- Written request
Every entry should be repeated exactly. Omit the pictures.

--------

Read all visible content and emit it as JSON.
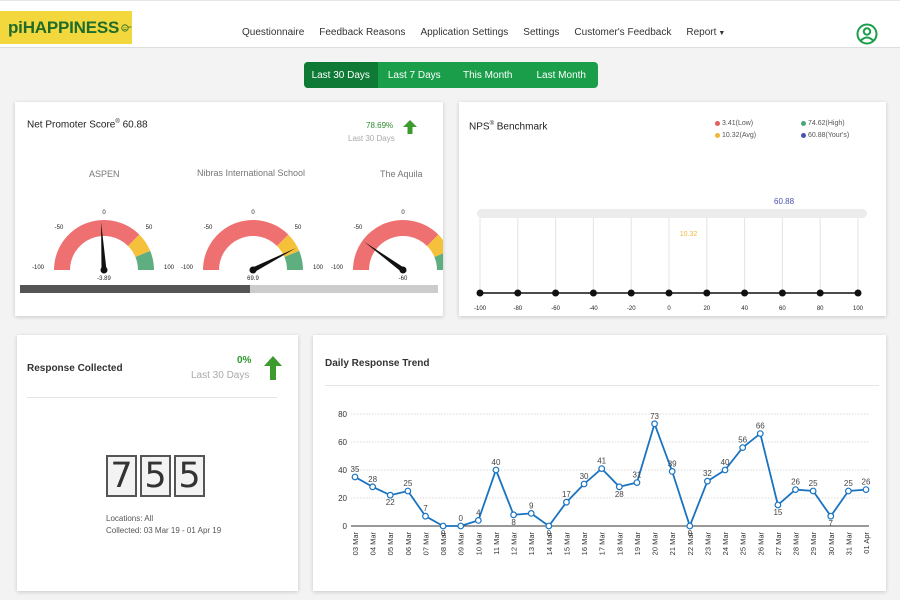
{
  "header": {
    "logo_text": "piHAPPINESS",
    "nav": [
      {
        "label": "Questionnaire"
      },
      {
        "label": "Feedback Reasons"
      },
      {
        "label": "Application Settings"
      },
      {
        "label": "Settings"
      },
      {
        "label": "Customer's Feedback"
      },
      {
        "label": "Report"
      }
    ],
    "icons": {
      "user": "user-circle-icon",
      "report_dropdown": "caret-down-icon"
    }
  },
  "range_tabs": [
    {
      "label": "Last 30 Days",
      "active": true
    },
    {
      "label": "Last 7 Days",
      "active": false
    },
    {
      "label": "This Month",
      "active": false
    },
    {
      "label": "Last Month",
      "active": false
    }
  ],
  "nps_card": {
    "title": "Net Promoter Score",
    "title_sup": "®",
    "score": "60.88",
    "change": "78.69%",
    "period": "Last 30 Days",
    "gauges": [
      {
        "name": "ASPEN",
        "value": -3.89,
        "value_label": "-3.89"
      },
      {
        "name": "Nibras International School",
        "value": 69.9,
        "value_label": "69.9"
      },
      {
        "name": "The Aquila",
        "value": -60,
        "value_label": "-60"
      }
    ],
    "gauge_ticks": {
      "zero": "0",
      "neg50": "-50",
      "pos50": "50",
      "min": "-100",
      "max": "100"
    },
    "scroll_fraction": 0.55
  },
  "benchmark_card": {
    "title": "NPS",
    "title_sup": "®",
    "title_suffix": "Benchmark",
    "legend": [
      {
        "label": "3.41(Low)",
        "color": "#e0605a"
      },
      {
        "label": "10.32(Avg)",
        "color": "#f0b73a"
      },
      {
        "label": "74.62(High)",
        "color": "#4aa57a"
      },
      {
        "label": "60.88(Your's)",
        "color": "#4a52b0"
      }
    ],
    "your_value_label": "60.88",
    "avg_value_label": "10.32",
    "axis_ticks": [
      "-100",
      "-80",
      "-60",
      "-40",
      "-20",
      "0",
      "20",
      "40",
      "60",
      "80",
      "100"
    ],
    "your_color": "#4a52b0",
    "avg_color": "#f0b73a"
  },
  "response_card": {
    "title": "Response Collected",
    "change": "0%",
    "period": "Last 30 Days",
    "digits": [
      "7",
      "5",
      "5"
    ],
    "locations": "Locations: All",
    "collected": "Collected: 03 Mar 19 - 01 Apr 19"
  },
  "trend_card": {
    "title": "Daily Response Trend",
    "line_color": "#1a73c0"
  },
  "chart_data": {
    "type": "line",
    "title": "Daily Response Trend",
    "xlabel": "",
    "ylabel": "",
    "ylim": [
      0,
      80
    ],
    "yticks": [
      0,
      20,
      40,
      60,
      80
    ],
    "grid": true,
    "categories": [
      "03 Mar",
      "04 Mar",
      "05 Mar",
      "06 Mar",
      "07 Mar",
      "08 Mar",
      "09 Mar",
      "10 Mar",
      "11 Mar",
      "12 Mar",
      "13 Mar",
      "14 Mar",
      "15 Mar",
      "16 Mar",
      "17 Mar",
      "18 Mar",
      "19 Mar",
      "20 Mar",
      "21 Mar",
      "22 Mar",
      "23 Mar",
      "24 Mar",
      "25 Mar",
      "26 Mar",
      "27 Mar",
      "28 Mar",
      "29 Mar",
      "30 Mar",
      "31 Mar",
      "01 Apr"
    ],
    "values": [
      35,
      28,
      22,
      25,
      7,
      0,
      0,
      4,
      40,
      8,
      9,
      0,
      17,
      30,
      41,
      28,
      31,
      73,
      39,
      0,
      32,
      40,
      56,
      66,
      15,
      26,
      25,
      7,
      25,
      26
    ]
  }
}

--------

- Solution to this exercise
Read all visible content and emit it as JSON.
{
  "header": {
    "logo_text": "piHAPPINESS",
    "nav": [
      {
        "label": "Questionnaire"
      },
      {
        "label": "Feedback Reasons"
      },
      {
        "label": "Application Settings"
      },
      {
        "label": "Settings"
      },
      {
        "label": "Customer's Feedback"
      },
      {
        "label": "Report"
      }
    ],
    "icons": {
      "user": "user-circle-icon",
      "report_dropdown": "caret-down-icon"
    }
  },
  "range_tabs": [
    {
      "label": "Last 30 Days",
      "active": true
    },
    {
      "label": "Last 7 Days",
      "active": false
    },
    {
      "label": "This Month",
      "active": false
    },
    {
      "label": "Last Month",
      "active": false
    }
  ],
  "nps_card": {
    "title": "Net Promoter Score",
    "title_sup": "®",
    "score": "60.88",
    "change": "78.69%",
    "period": "Last 30 Days",
    "gauges": [
      {
        "name": "ASPEN",
        "value": -3.89,
        "value_label": "-3.89"
      },
      {
        "name": "Nibras International School",
        "value": 69.9,
        "value_label": "69.9"
      },
      {
        "name": "The Aquila",
        "value": -60,
        "value_label": "-60"
      }
    ],
    "gauge_ticks": {
      "zero": "0",
      "neg50": "-50",
      "pos50": "50",
      "min": "-100",
      "max": "100"
    },
    "scroll_fraction": 0.55
  },
  "benchmark_card": {
    "title": "NPS",
    "title_sup": "®",
    "title_suffix": "Benchmark",
    "legend": [
      {
        "label": "3.41(Low)",
        "color": "#e0605a"
      },
      {
        "label": "10.32(Avg)",
        "color": "#f0b73a"
      },
      {
        "label": "74.62(High)",
        "color": "#4aa57a"
      },
      {
        "label": "60.88(Your's)",
        "color": "#4a52b0"
      }
    ],
    "your_value_label": "60.88",
    "avg_value_label": "10.32",
    "axis_ticks": [
      "-100",
      "-80",
      "-60",
      "-40",
      "-20",
      "0",
      "20",
      "40",
      "60",
      "80",
      "100"
    ],
    "your_color": "#4a52b0",
    "avg_color": "#f0b73a"
  },
  "response_card": {
    "title": "Response Collected",
    "change": "0%",
    "period": "Last 30 Days",
    "digits": [
      "7",
      "5",
      "5"
    ],
    "locations": "Locations: All",
    "collected": "Collected: 03 Mar 19 - 01 Apr 19"
  },
  "trend_card": {
    "title": "Daily Response Trend",
    "line_color": "#1a73c0"
  },
  "chart_data": {
    "type": "line",
    "title": "Daily Response Trend",
    "xlabel": "",
    "ylabel": "",
    "ylim": [
      0,
      80
    ],
    "yticks": [
      0,
      20,
      40,
      60,
      80
    ],
    "grid": true,
    "categories": [
      "03 Mar",
      "04 Mar",
      "05 Mar",
      "06 Mar",
      "07 Mar",
      "08 Mar",
      "09 Mar",
      "10 Mar",
      "11 Mar",
      "12 Mar",
      "13 Mar",
      "14 Mar",
      "15 Mar",
      "16 Mar",
      "17 Mar",
      "18 Mar",
      "19 Mar",
      "20 Mar",
      "21 Mar",
      "22 Mar",
      "23 Mar",
      "24 Mar",
      "25 Mar",
      "26 Mar",
      "27 Mar",
      "28 Mar",
      "29 Mar",
      "30 Mar",
      "31 Mar",
      "01 Apr"
    ],
    "values": [
      35,
      28,
      22,
      25,
      7,
      0,
      0,
      4,
      40,
      8,
      9,
      0,
      17,
      30,
      41,
      28,
      31,
      73,
      39,
      0,
      32,
      40,
      56,
      66,
      15,
      26,
      25,
      7,
      25,
      26
    ]
  }
}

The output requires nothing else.